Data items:

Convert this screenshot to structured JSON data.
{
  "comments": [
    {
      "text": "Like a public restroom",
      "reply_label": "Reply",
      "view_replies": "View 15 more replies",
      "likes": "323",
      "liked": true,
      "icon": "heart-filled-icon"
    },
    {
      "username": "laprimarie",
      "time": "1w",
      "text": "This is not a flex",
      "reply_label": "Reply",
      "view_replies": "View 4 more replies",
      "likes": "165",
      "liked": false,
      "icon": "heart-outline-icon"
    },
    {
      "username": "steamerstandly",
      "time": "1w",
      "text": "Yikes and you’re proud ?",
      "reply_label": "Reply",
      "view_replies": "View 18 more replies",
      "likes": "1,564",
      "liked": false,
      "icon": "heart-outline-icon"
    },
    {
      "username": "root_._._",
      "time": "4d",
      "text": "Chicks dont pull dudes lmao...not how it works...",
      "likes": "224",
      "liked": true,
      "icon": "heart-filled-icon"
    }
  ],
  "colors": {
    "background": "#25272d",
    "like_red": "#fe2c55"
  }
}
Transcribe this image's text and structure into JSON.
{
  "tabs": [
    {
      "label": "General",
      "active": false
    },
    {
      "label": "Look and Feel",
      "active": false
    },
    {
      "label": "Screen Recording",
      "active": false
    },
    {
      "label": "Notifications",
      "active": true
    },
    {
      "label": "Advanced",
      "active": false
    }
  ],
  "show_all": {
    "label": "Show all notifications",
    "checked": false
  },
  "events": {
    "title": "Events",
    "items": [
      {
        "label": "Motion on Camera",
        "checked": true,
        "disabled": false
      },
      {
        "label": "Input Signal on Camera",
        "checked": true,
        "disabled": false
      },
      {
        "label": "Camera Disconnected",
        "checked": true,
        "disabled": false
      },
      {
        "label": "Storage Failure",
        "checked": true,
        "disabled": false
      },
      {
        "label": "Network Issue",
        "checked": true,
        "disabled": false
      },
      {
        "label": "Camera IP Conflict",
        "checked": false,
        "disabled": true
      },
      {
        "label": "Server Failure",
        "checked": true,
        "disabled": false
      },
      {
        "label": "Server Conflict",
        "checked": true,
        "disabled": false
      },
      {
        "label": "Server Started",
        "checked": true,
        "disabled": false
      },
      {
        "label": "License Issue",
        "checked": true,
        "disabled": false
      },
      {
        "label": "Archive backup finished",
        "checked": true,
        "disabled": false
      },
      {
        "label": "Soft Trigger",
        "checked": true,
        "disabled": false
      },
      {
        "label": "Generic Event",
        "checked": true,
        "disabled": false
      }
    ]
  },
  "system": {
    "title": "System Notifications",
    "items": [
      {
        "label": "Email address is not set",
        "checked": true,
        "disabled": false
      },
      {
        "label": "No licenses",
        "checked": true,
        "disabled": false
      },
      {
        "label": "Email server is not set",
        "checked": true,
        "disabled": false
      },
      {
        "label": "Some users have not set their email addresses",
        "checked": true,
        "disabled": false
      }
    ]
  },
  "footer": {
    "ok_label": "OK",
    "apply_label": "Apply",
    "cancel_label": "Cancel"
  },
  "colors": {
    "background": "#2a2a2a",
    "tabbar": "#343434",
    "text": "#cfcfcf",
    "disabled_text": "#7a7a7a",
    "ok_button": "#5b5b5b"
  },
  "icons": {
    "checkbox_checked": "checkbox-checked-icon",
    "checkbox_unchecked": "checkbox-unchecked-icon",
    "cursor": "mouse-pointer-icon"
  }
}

### Objective:
Give only the number of lines in the entries that contain "Failure".

### Finished answer:
2